**TASK BRIEF**
List, from the lines below, each one with "length" in it.
##### STORED DATA
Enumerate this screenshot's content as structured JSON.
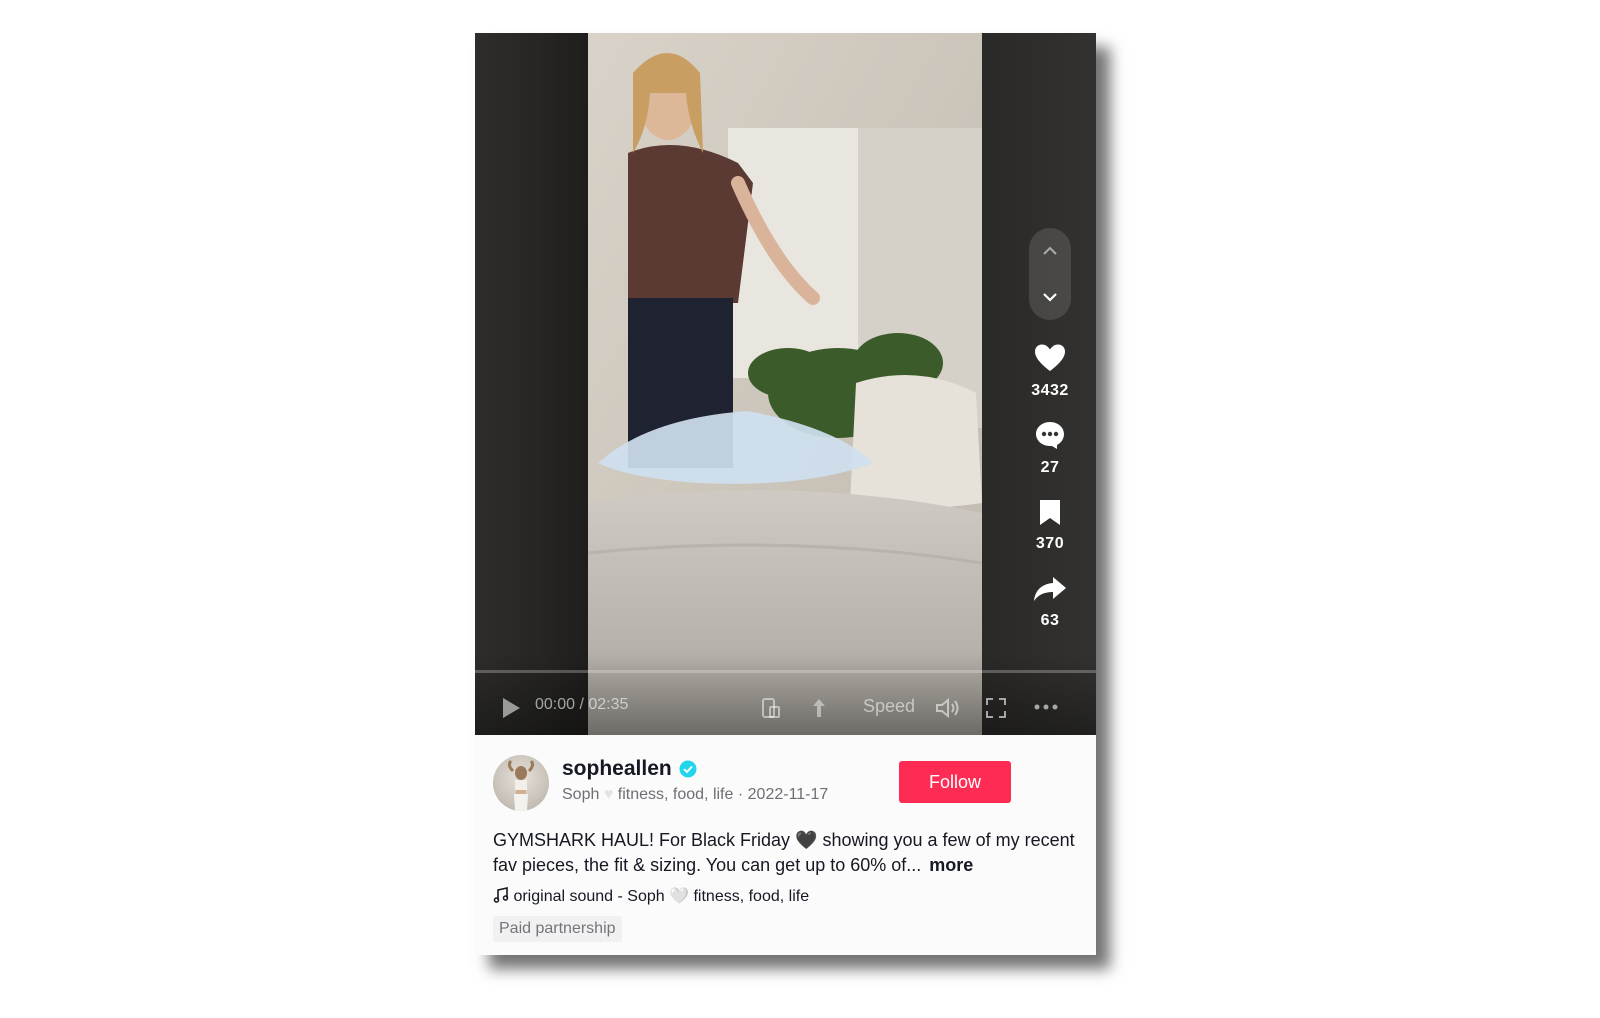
{
  "video": {
    "time": "00:00 / 02:35",
    "speed_label": "Speed",
    "actions": {
      "likes": "3432",
      "comments": "27",
      "saves": "370",
      "shares": "63"
    }
  },
  "author": {
    "username": "sopheallen",
    "display_name": "Soph",
    "bio_tagline": "fitness, food, life",
    "date": "2022-11-17"
  },
  "follow_label": "Follow",
  "description": {
    "text": "GYMSHARK HAUL! For Black Friday 🖤 showing you a few of my recent fav pieces, the fit & sizing. You can get up to 60% of...",
    "more_label": "more"
  },
  "music": {
    "text": "original sound - Soph 🤍 fitness, food, life"
  },
  "paid_label": "Paid partnership",
  "colors": {
    "follow_bg": "#fe2c55",
    "verified": "#20d5ec"
  }
}
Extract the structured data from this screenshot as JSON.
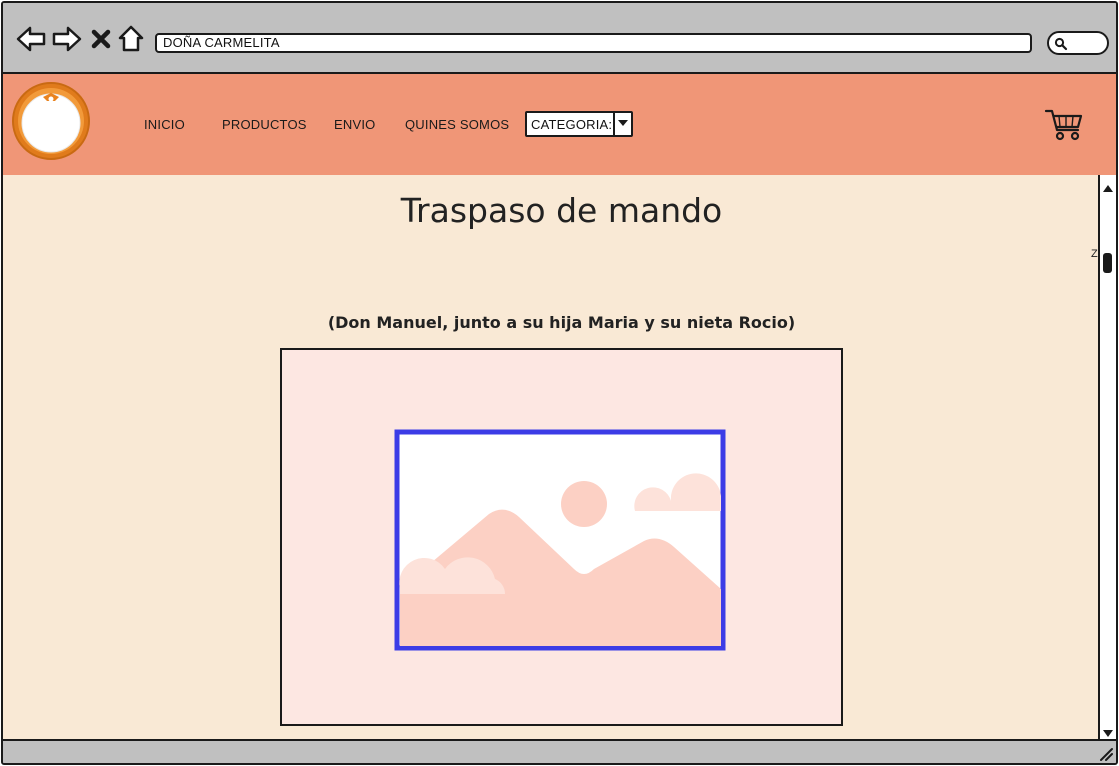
{
  "browser": {
    "url": "DOÑA CARMELITA",
    "icons": [
      "back-arrow-icon",
      "forward-arrow-icon",
      "close-icon",
      "home-icon",
      "search-icon"
    ]
  },
  "header": {
    "menu": [
      {
        "label": "INICIO"
      },
      {
        "label": "PRODUCTOS"
      },
      {
        "label": "ENVIO"
      },
      {
        "label": "QUINES SOMOS"
      }
    ],
    "category_select": {
      "value": "CATEGORIA:"
    },
    "colors": {
      "header_bg": "#f09677",
      "logo_orange": "#e07b1c"
    }
  },
  "main": {
    "title": "Traspaso de mando",
    "caption": "(Don Manuel, junto a su hija Maria y su nieta Rocio)",
    "side_marker": "Z",
    "colors": {
      "page_bg": "#f9e9d5",
      "frame_bg": "#fde7e2",
      "image_border": "#3c3ce6"
    }
  }
}
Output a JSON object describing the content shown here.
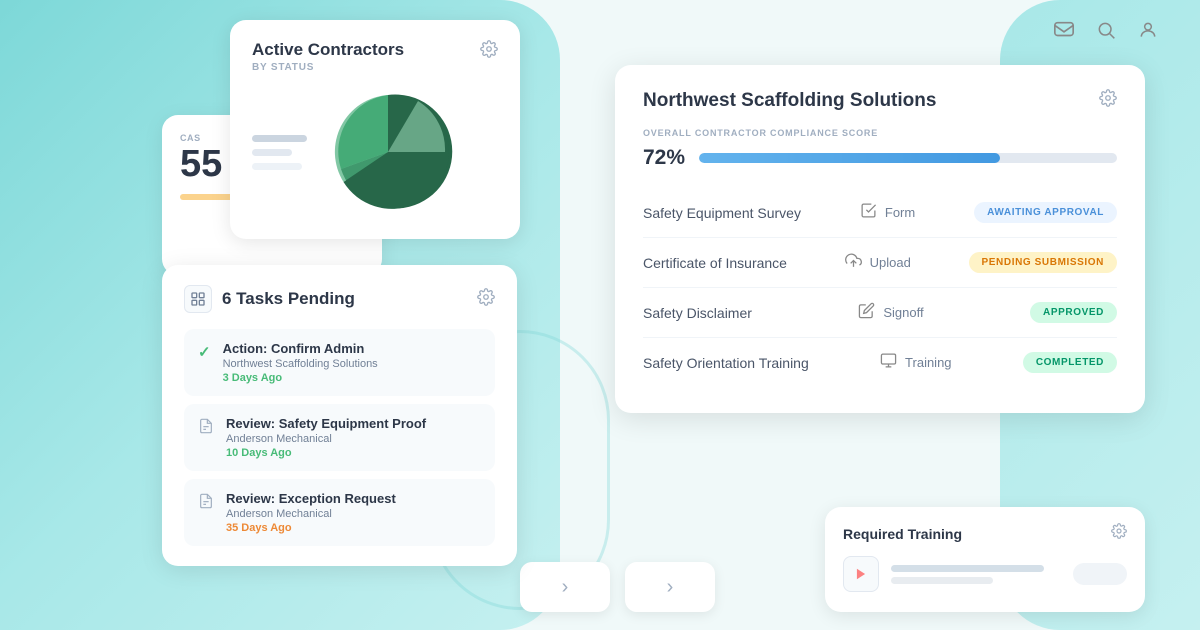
{
  "background": {
    "teal_color": "#7dd8d8"
  },
  "top_nav": {
    "icons": [
      "message-icon",
      "search-icon",
      "user-icon"
    ]
  },
  "contractors_card": {
    "title": "Active Contractors",
    "subtitle": "BY STATUS",
    "gear_label": "settings"
  },
  "cas_card": {
    "label": "CAS",
    "number": "55",
    "bar_color": "#fbd38d"
  },
  "tasks_card": {
    "title": "6 Tasks Pending",
    "icon_label": "tasks",
    "gear_label": "settings",
    "tasks": [
      {
        "name": "Action: Confirm Admin",
        "company": "Northwest Scaffolding Solutions",
        "time": "3 Days Ago",
        "time_class": "green",
        "icon_type": "check"
      },
      {
        "name": "Review: Safety Equipment Proof",
        "company": "Anderson Mechanical",
        "time": "10 Days Ago",
        "time_class": "green",
        "icon_type": "doc"
      },
      {
        "name": "Review: Exception Request",
        "company": "Anderson Mechanical",
        "time": "35 Days Ago",
        "time_class": "yellow",
        "icon_type": "doc"
      }
    ]
  },
  "nw_card": {
    "title": "Northwest Scaffolding Solutions",
    "gear_label": "settings",
    "compliance_label": "OVERALL CONTRACTOR COMPLIANCE SCORE",
    "compliance_pct": "72%",
    "progress_fill_pct": 72,
    "rows": [
      {
        "name": "Safety Equipment Survey",
        "type_icon": "form-icon",
        "type_label": "Form",
        "badge": "AWAITING APPROVAL",
        "badge_class": "badge-awaiting"
      },
      {
        "name": "Certificate of Insurance",
        "type_icon": "upload-icon",
        "type_label": "Upload",
        "badge": "PENDING SUBMISSION",
        "badge_class": "badge-pending"
      },
      {
        "name": "Safety Disclaimer",
        "type_icon": "signoff-icon",
        "type_label": "Signoff",
        "badge": "APPROVED",
        "badge_class": "badge-approved"
      },
      {
        "name": "Safety Orientation Training",
        "type_icon": "training-icon",
        "type_label": "Training",
        "badge": "COMPLETED",
        "badge_class": "badge-completed"
      }
    ]
  },
  "training_card": {
    "title": "Required Training",
    "gear_label": "settings"
  },
  "nav_small": {
    "chevron_right": "›"
  }
}
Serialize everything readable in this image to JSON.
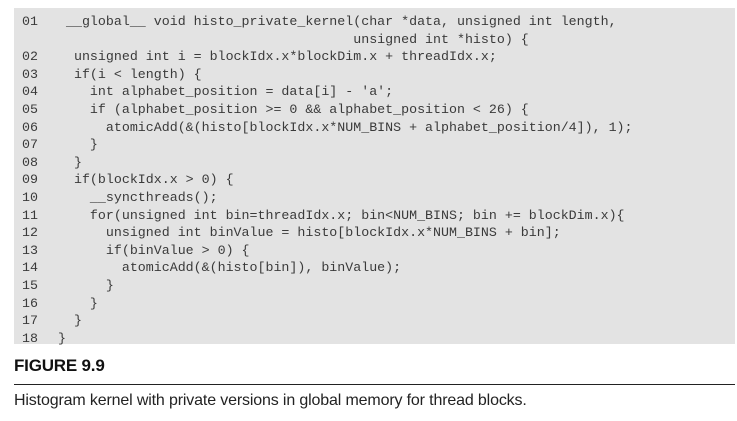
{
  "code": {
    "lines": [
      {
        "num": "01",
        "text": " __global__ void histo_private_kernel(char *data, unsigned int length,"
      },
      {
        "num": "",
        "text": "                                     unsigned int *histo) {"
      },
      {
        "num": "02",
        "text": "  unsigned int i = blockIdx.x*blockDim.x + threadIdx.x;"
      },
      {
        "num": "03",
        "text": "  if(i < length) {"
      },
      {
        "num": "04",
        "text": "    int alphabet_position = data[i] - 'a';"
      },
      {
        "num": "05",
        "text": "    if (alphabet_position >= 0 && alphabet_position < 26) {"
      },
      {
        "num": "06",
        "text": "      atomicAdd(&(histo[blockIdx.x*NUM_BINS + alphabet_position/4]), 1);"
      },
      {
        "num": "07",
        "text": "    }"
      },
      {
        "num": "08",
        "text": "  }"
      },
      {
        "num": "09",
        "text": "  if(blockIdx.x > 0) {"
      },
      {
        "num": "10",
        "text": "    __syncthreads();"
      },
      {
        "num": "11",
        "text": "    for(unsigned int bin=threadIdx.x; bin<NUM_BINS; bin += blockDim.x){"
      },
      {
        "num": "12",
        "text": "      unsigned int binValue = histo[blockIdx.x*NUM_BINS + bin];"
      },
      {
        "num": "13",
        "text": "      if(binValue > 0) {"
      },
      {
        "num": "14",
        "text": "        atomicAdd(&(histo[bin]), binValue);"
      },
      {
        "num": "15",
        "text": "      }"
      },
      {
        "num": "16",
        "text": "    }"
      },
      {
        "num": "17",
        "text": "  }"
      },
      {
        "num": "18",
        "text": "}"
      }
    ]
  },
  "figure": {
    "label": "FIGURE 9.9",
    "caption": "Histogram kernel with private versions in global memory for thread blocks."
  }
}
##########
**TASK SOLUTION**
        "text": " __global__ void histo_private_kernel(char *data, unsigned int length,"
        "text": "  if(i < length) {"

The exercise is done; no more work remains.